▶ [Your task] Copy every line of the records below that holds the word "name".

▶ [Part of a data file]

..............................

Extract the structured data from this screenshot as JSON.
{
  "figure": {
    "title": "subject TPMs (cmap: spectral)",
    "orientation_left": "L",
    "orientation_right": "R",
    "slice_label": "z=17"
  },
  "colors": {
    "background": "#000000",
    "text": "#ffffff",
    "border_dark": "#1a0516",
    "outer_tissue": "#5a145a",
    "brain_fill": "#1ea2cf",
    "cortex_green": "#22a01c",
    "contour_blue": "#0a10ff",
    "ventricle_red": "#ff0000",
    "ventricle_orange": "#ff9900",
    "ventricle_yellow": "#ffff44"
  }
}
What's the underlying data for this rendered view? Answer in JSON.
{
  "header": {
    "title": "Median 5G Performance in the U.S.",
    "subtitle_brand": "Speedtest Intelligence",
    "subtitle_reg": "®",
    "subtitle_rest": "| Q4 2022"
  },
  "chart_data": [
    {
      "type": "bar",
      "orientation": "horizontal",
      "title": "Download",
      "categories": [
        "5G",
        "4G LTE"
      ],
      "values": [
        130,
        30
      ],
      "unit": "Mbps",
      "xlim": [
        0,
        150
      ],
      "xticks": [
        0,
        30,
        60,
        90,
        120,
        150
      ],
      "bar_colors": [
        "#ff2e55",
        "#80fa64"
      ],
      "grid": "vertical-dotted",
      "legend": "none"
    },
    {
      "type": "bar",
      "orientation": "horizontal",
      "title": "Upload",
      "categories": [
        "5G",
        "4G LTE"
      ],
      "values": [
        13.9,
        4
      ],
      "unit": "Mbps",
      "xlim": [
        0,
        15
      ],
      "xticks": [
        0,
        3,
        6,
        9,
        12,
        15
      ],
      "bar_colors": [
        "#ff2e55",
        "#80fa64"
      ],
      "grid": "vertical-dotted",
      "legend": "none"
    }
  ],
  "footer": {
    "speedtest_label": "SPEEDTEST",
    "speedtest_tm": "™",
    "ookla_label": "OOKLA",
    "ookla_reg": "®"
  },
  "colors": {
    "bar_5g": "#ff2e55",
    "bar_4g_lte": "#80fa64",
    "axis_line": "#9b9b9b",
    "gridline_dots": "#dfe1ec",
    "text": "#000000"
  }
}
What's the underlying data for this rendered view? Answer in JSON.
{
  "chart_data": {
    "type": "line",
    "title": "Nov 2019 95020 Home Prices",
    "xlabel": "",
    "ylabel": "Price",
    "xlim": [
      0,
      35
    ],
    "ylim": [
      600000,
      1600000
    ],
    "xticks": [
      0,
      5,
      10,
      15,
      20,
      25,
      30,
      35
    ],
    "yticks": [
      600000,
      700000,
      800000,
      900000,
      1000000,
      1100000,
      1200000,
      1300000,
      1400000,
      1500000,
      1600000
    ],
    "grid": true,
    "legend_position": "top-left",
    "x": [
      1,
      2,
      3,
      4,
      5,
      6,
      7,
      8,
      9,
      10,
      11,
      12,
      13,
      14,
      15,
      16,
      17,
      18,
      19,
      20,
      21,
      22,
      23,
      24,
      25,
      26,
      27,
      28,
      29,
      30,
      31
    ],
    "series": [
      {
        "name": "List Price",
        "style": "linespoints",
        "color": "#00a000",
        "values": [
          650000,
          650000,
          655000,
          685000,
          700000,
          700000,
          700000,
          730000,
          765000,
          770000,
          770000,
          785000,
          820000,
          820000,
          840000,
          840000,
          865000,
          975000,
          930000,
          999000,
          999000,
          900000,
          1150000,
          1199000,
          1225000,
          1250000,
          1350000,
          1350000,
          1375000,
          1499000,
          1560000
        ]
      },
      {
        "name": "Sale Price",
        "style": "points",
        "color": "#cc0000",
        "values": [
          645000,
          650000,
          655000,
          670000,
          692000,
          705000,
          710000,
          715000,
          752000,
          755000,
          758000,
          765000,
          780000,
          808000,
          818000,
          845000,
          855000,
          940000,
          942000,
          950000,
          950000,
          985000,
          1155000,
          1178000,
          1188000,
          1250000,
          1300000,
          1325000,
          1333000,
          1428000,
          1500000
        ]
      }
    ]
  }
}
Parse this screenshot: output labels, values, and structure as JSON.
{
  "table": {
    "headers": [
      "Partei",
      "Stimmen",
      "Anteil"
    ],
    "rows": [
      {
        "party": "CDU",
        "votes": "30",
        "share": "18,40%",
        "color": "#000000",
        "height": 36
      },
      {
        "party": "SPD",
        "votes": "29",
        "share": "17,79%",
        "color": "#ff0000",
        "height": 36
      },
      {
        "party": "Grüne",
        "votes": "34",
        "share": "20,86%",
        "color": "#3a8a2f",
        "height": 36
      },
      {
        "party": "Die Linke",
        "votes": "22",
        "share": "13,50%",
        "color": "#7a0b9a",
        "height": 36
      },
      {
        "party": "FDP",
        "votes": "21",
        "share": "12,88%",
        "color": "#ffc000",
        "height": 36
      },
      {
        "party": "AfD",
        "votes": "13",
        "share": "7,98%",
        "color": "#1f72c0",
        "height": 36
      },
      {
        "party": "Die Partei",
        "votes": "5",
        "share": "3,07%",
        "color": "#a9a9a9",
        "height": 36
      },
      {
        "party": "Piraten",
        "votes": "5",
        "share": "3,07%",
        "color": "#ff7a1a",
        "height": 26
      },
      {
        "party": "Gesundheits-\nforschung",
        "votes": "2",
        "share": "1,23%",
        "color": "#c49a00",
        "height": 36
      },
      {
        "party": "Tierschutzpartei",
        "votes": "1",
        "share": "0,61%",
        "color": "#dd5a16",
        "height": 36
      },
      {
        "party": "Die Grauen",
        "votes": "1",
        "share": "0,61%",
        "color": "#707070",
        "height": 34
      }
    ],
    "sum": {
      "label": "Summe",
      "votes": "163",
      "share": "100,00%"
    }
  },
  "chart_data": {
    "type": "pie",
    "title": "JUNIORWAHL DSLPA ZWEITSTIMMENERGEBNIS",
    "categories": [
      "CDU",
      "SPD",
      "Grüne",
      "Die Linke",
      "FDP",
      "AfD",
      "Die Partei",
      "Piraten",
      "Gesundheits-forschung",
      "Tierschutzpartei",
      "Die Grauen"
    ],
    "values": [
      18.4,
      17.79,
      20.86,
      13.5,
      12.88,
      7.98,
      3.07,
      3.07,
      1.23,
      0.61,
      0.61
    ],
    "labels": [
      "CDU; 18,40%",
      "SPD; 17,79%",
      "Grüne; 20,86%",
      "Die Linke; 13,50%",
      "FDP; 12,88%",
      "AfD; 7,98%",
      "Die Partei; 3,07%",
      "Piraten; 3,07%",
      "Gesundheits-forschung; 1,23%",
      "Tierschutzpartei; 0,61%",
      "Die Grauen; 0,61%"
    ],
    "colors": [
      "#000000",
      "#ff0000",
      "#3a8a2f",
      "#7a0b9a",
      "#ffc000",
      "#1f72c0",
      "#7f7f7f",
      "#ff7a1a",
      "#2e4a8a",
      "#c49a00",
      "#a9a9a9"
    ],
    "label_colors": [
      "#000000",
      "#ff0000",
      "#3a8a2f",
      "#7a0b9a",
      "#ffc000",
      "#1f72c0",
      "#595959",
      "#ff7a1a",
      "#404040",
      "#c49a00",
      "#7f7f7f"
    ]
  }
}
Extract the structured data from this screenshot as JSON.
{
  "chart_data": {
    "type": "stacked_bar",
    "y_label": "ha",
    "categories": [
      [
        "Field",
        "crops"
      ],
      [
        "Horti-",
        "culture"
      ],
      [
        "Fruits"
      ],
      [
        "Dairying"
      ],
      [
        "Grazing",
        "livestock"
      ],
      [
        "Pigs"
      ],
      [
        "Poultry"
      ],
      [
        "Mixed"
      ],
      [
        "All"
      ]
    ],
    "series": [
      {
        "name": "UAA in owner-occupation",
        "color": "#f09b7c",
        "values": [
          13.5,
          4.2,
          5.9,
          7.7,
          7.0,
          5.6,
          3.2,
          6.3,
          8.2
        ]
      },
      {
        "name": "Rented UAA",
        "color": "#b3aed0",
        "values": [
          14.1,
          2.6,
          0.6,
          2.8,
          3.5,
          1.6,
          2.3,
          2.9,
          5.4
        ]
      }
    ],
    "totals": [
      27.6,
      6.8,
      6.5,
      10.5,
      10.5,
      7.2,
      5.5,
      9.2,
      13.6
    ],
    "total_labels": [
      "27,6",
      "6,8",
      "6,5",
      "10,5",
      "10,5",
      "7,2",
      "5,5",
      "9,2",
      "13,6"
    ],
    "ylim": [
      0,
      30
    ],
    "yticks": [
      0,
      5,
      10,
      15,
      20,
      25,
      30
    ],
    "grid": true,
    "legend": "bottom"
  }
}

..............................

▶ [Task result]
        "name": "List Price",
        "name": "Sale Price",
        "name": "UAA in owner-occupation",
        "name": "Rented UAA",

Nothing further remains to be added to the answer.